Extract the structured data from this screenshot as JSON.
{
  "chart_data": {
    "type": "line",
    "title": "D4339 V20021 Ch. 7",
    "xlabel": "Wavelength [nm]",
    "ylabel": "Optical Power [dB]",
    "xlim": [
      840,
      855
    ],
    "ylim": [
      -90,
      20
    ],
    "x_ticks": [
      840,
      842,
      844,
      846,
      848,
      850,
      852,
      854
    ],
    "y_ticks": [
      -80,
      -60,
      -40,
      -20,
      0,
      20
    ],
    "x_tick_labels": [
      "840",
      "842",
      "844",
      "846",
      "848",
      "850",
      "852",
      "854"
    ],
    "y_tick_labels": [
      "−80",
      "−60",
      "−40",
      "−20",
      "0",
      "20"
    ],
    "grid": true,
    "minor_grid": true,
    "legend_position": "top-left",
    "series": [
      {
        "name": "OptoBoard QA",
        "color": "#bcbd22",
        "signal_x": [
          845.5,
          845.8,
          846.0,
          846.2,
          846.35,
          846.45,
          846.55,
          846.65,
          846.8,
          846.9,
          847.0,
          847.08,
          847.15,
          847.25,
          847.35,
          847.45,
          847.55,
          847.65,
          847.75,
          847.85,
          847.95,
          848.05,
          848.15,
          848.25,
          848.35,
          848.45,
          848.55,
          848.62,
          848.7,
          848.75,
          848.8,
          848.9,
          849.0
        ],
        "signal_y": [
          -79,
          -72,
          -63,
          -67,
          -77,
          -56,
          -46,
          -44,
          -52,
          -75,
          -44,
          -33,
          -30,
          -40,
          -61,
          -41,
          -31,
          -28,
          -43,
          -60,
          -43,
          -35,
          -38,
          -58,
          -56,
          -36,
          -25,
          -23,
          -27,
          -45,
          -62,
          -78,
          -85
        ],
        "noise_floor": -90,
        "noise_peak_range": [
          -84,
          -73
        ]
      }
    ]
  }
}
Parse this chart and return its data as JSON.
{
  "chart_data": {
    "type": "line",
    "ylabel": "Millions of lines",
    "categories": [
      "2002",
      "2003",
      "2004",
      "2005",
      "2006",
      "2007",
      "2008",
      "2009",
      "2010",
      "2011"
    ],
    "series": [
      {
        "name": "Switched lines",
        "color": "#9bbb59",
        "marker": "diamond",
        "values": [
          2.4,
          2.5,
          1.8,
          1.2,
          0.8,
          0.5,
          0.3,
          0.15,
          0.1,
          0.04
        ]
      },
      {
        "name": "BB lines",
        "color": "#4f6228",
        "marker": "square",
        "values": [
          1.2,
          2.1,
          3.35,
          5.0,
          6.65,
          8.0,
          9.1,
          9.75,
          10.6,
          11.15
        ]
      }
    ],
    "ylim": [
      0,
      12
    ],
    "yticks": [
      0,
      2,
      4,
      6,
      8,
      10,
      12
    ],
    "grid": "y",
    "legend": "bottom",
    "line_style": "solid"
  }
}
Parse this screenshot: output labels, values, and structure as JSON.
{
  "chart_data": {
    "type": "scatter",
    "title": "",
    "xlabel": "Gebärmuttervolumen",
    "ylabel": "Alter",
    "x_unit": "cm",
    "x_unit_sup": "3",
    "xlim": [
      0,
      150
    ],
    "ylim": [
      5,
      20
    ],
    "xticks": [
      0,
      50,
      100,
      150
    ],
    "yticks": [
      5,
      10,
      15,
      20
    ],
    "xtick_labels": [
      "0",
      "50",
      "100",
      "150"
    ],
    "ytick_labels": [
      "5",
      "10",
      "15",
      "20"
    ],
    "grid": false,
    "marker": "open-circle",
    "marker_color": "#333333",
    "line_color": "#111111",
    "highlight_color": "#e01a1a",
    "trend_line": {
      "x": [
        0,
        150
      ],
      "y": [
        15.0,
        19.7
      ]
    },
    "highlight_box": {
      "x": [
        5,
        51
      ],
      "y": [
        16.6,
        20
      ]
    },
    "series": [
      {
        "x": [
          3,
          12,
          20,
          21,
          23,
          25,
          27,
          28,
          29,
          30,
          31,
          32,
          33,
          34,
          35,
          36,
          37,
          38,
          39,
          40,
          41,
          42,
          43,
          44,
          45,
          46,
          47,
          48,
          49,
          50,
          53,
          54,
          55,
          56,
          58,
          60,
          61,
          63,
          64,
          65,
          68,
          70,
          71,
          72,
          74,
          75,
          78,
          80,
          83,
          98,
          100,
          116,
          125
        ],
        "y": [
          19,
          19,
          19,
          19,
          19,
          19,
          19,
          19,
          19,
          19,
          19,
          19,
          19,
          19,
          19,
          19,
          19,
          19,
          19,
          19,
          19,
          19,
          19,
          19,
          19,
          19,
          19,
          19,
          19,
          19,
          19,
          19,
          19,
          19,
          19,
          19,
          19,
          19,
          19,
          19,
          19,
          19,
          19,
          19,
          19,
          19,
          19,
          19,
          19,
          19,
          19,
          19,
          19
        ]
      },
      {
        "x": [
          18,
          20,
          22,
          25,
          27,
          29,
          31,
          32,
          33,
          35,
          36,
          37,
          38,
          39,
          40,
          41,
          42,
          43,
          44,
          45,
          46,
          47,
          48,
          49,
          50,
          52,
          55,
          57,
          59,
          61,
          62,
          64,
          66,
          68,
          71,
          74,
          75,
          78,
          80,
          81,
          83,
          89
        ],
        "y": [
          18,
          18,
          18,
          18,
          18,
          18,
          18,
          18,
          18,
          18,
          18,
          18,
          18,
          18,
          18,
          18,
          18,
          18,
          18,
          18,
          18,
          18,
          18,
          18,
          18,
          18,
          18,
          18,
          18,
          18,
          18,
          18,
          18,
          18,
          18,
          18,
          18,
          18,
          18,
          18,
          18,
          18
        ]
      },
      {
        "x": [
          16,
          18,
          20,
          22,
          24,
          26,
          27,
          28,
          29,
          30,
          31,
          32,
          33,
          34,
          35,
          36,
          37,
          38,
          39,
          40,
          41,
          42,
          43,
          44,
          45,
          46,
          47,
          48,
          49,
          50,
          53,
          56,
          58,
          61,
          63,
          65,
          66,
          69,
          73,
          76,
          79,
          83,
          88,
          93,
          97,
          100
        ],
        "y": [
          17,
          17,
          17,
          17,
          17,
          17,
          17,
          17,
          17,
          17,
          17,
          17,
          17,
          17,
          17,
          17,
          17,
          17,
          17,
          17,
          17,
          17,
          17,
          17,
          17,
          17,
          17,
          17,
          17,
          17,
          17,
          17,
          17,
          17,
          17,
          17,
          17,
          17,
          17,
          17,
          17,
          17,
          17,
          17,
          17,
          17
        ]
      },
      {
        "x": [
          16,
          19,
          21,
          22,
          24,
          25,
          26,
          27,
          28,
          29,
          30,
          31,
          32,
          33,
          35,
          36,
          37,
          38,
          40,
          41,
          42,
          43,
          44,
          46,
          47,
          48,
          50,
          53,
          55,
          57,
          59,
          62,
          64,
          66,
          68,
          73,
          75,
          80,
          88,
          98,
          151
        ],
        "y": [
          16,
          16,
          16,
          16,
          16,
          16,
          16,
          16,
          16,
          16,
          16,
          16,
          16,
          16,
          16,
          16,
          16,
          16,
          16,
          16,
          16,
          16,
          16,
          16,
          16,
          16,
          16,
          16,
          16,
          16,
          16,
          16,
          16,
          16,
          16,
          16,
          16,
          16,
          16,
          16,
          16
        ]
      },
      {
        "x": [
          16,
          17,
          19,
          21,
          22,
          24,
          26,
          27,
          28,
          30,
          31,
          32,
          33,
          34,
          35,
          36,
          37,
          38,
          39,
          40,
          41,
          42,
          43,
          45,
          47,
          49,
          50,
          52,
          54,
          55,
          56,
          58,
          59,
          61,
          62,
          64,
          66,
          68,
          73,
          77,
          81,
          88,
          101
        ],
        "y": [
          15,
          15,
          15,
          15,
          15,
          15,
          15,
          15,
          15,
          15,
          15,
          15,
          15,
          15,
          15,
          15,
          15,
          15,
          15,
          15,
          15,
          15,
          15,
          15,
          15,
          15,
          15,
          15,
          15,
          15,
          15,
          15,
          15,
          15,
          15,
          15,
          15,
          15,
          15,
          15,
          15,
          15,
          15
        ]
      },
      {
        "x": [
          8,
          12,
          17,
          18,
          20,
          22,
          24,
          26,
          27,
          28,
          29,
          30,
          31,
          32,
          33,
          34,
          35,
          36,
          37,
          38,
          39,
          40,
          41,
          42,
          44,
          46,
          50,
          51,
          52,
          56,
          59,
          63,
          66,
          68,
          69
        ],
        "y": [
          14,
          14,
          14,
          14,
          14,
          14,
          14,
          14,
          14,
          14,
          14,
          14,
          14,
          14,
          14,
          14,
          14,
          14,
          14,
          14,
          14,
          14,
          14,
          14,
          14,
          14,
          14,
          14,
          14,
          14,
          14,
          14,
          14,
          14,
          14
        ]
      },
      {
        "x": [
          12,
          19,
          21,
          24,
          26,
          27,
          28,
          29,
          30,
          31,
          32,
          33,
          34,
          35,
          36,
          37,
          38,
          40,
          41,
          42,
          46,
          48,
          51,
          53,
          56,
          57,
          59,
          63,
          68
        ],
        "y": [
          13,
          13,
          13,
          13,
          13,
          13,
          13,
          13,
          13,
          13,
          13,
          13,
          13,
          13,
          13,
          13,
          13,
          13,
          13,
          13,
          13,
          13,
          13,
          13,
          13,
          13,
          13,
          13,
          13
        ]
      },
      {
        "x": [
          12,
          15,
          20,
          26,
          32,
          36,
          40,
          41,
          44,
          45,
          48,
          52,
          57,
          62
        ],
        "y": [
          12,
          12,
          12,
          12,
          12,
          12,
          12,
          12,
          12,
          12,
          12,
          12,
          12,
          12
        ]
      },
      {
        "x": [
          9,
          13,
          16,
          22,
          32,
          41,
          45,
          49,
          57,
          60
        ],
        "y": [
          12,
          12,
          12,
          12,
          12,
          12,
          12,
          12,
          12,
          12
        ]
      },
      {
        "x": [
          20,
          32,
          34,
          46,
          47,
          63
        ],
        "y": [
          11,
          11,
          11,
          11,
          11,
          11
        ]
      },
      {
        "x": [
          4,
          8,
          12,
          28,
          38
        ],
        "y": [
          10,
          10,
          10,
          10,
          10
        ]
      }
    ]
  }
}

────────────────────────────────────────

# The request:
Scan the material above. Extract every line in which the word "this" occurs.

# Expected output:
Extract the structured data from this screenshot as JSON.
Parse this chart and return its data as JSON.
Parse this screenshot: output labels, values, and structure as JSON.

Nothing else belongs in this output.